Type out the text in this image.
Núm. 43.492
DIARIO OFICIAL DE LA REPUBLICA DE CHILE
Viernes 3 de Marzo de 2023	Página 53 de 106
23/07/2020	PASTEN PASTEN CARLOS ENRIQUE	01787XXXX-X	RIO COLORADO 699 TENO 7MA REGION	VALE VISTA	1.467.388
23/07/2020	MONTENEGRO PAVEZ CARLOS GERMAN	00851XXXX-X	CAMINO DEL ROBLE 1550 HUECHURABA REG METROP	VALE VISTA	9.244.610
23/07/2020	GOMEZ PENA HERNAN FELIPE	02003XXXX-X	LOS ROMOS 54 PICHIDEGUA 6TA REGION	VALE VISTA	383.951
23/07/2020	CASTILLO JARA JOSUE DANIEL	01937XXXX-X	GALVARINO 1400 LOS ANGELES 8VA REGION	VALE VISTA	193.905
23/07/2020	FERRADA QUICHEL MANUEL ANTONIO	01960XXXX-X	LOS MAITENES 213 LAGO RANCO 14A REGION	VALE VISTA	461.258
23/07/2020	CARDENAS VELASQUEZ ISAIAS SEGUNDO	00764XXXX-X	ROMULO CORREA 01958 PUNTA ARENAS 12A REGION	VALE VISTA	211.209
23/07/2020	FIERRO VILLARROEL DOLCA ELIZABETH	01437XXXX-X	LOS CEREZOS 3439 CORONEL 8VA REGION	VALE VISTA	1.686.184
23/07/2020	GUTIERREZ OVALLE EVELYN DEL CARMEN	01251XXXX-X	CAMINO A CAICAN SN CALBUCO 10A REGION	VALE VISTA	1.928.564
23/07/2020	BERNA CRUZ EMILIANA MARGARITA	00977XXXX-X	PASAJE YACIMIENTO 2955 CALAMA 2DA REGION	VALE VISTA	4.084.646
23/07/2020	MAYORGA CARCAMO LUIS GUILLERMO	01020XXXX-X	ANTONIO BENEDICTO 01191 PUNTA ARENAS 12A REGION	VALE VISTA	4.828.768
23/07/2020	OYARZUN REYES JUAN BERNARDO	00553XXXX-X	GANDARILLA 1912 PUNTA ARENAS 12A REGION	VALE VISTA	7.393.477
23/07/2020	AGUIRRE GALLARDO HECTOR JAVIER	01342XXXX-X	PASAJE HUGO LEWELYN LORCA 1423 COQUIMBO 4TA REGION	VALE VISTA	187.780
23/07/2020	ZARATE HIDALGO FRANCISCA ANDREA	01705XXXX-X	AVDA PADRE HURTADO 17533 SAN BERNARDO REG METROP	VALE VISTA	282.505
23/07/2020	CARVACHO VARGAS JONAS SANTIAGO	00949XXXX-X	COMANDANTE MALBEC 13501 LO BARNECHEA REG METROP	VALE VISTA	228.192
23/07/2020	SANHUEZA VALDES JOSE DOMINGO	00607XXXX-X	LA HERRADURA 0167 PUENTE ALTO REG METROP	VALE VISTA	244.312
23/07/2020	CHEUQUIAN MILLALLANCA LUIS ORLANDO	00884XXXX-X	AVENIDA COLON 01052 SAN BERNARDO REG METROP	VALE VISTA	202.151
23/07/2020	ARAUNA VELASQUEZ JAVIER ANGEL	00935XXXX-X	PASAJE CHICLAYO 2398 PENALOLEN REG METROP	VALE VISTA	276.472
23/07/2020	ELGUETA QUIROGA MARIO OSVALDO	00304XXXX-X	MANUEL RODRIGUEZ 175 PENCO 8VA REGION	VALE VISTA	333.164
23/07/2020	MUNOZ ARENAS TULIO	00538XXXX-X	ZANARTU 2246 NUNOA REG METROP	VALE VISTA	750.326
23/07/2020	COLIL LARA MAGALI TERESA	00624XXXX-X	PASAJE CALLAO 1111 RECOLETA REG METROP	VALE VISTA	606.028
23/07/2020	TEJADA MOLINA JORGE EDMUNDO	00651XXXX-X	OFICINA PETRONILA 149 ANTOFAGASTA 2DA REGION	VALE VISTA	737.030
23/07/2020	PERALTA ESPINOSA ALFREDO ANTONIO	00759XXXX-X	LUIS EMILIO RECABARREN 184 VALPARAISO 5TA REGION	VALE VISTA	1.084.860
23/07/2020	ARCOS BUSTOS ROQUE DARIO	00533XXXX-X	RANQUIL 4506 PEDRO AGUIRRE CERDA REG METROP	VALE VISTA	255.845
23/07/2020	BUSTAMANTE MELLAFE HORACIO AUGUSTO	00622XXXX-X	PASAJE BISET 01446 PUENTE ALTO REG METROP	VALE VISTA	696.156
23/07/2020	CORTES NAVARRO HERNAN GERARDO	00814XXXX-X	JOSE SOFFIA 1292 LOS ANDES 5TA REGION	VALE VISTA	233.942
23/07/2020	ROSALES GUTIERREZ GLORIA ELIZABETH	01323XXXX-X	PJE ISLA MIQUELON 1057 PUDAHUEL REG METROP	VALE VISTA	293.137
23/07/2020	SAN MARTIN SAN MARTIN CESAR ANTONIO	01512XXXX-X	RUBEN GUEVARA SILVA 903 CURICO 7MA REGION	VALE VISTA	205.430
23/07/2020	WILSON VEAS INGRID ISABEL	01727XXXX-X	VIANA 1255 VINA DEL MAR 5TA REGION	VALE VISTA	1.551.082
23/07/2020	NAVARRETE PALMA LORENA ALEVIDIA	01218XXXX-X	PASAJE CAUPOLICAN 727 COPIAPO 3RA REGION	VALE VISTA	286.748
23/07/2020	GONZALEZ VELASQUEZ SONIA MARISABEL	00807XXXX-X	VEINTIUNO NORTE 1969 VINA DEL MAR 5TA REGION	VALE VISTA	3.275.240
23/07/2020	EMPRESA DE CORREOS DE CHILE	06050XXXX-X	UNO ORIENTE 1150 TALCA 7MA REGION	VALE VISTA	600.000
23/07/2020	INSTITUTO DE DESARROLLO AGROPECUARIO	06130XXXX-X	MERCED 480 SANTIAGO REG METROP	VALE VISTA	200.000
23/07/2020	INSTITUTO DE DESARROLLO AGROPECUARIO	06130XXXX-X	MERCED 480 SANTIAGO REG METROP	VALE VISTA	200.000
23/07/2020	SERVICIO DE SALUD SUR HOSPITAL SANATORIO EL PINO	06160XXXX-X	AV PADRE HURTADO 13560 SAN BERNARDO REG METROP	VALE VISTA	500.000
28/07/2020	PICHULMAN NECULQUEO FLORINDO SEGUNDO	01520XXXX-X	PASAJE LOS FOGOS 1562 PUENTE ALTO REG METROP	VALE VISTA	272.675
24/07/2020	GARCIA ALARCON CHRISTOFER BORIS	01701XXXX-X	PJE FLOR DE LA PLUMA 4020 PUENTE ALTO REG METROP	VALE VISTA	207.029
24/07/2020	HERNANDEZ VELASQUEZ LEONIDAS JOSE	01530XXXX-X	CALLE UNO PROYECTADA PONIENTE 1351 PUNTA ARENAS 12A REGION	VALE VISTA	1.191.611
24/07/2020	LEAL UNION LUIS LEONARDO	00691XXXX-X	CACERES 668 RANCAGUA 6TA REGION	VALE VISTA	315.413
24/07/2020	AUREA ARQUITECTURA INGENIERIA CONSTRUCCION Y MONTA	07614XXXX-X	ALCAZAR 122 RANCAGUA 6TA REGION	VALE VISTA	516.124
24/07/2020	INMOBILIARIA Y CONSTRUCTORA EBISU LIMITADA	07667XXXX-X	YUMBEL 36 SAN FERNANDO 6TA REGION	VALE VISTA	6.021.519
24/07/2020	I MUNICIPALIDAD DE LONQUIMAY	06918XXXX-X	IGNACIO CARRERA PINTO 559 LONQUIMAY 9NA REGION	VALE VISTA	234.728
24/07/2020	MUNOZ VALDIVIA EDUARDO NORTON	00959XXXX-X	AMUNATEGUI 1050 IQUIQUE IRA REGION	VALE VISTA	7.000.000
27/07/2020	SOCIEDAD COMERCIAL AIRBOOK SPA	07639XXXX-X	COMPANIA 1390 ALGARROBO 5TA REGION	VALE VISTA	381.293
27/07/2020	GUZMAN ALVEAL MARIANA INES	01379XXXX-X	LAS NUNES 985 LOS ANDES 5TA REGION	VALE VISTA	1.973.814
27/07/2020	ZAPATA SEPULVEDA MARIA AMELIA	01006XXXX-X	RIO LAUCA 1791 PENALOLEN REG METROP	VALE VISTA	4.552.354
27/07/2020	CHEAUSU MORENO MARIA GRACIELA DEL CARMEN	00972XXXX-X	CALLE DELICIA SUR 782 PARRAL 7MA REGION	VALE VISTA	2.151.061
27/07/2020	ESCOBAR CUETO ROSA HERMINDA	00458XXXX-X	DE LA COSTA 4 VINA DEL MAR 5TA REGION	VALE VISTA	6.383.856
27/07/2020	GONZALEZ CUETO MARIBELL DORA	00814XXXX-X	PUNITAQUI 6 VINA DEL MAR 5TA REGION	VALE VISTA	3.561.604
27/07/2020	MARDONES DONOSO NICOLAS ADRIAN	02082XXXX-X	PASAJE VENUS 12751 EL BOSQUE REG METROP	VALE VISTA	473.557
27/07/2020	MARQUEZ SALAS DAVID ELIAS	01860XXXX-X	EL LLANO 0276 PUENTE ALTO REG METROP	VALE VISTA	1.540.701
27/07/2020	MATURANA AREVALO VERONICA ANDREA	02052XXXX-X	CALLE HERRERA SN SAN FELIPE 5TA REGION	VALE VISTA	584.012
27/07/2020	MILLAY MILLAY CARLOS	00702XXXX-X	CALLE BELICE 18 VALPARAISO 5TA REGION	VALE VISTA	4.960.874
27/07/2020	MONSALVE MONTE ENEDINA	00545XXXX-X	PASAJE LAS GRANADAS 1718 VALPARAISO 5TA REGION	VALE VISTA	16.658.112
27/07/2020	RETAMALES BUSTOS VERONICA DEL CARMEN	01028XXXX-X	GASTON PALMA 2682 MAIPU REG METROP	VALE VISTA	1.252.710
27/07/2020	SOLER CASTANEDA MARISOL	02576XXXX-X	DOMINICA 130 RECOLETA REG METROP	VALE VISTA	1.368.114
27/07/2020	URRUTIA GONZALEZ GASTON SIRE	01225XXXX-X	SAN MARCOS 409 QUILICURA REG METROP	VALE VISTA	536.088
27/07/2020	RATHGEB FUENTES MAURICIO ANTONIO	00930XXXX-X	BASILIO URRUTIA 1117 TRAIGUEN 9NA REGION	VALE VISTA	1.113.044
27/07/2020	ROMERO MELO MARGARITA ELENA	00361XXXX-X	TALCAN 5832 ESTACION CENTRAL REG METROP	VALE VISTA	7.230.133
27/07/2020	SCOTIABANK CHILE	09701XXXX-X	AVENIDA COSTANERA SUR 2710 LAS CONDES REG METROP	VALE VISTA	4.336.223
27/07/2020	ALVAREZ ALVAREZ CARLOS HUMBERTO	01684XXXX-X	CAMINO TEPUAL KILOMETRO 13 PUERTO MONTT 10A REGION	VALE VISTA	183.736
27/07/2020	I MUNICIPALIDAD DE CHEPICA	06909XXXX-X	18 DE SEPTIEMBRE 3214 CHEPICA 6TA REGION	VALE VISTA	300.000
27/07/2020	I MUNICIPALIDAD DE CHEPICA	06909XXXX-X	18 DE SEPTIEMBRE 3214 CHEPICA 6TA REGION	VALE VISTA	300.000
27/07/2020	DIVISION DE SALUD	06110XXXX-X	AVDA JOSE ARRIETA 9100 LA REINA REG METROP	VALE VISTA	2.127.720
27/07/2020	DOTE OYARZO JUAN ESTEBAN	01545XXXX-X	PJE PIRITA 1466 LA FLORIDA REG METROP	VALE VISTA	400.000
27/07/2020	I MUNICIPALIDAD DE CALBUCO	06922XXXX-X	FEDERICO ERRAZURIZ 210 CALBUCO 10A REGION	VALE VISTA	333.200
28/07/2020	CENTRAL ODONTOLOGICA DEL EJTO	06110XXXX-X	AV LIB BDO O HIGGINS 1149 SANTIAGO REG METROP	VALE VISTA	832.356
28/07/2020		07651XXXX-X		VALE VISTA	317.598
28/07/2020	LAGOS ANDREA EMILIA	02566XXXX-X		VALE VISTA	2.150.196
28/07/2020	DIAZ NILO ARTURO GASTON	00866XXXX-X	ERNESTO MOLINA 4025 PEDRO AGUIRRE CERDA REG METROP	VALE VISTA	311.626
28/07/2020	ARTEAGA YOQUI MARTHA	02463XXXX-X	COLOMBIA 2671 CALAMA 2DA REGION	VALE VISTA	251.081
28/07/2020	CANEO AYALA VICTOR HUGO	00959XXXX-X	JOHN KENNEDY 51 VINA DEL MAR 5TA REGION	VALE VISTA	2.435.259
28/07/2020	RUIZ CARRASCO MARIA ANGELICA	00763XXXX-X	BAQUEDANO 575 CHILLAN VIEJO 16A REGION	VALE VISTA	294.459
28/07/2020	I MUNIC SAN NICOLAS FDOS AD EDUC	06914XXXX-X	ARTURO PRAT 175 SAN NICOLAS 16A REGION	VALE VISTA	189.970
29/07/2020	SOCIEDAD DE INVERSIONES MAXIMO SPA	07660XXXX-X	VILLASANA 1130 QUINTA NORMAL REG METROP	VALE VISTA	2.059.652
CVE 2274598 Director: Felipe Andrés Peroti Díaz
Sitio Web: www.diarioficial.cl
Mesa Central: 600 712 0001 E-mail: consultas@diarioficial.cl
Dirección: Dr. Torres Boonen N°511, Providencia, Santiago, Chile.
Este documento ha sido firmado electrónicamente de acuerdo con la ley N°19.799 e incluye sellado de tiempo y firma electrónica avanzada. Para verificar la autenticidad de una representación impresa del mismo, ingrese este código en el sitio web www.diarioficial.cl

·····

▶ **Task objective**:
Find the lines above that include the string "SALUD" and copy them.

▶ **Full response**:
23/07/2020	SERVICIO DE SALUD SUR HOSPITAL SANATORIO EL PINO	06160XXXX-X	AV PADRE HURTADO 13560 SAN BERNARDO REG METROP	VALE VISTA	500.000
27/07/2020	DIVISION DE SALUD	06110XXXX-X	AVDA JOSE ARRIETA 9100 LA REINA REG METROP	VALE VISTA	2.127.720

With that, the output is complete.